**WRITTEN INSTRUCTION**
From the listing below, return each line that includes "through".

**LISTING**
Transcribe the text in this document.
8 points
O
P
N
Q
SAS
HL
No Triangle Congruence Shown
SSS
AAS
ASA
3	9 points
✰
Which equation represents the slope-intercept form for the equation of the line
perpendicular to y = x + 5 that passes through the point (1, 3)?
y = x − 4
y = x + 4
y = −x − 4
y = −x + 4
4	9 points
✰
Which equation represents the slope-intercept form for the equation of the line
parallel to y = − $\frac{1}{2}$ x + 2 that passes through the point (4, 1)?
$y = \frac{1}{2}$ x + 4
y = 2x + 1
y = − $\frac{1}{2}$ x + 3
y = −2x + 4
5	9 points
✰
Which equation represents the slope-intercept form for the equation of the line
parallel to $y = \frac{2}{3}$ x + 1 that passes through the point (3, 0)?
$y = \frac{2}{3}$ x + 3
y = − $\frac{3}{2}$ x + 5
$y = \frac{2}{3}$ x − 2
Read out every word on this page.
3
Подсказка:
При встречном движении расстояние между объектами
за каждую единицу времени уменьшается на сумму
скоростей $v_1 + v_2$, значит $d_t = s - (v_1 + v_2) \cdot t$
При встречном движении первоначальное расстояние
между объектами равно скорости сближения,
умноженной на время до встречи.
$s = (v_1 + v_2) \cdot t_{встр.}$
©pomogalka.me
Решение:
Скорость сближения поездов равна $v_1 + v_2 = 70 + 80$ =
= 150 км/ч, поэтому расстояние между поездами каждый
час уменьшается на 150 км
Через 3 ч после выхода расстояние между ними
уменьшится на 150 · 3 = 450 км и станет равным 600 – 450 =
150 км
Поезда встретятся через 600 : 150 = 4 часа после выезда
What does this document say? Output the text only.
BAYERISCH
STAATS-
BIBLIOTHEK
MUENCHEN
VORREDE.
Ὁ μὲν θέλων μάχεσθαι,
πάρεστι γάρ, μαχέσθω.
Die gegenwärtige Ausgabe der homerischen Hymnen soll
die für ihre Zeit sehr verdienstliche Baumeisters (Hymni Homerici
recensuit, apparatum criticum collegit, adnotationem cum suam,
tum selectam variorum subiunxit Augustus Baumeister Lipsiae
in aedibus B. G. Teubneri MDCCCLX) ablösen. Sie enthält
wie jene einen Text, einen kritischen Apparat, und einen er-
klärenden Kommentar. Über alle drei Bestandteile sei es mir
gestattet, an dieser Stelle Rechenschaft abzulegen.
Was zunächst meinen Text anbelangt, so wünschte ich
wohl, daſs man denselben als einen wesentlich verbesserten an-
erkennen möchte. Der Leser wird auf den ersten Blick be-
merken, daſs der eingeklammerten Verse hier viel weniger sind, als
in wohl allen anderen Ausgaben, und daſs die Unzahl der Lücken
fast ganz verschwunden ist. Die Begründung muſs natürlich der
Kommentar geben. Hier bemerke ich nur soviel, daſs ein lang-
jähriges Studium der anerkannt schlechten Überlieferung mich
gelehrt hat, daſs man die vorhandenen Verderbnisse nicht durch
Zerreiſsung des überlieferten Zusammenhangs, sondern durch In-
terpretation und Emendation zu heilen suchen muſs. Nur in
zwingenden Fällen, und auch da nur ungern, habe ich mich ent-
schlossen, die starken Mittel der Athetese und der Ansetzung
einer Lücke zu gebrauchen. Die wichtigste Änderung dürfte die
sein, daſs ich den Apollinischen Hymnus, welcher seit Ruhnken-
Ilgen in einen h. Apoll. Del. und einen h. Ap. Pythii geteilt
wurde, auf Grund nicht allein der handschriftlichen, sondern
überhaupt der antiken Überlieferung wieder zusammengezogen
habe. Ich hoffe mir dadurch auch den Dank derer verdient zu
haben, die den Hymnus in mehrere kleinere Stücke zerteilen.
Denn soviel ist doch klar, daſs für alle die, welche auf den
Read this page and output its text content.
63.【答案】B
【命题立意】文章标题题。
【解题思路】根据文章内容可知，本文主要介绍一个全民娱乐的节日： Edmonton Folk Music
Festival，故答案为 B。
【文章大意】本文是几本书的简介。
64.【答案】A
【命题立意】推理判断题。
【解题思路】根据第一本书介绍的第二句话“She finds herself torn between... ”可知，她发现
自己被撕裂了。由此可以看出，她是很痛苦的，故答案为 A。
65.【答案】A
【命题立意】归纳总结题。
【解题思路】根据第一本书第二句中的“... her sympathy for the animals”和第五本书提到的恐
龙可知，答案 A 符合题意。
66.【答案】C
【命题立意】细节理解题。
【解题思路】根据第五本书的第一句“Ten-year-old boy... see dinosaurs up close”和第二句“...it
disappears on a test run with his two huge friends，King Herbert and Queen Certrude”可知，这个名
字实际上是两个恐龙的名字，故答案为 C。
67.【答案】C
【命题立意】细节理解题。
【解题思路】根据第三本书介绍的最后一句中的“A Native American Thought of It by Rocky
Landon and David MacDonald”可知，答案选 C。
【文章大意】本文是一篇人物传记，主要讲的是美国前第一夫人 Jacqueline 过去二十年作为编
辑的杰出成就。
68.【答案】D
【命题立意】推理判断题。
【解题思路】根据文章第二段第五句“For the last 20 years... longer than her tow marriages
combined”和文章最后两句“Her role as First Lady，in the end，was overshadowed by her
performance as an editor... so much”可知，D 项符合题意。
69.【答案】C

**WRITTEN REPLY**
perpendicular to y = x + 5 that passes through the point (1, 3)?
parallel to y = − $\frac{1}{2}$ x + 2 that passes through the point (4, 1)?
parallel to $y = \frac{2}{3}$ x + 1 that passes through the point (3, 0)?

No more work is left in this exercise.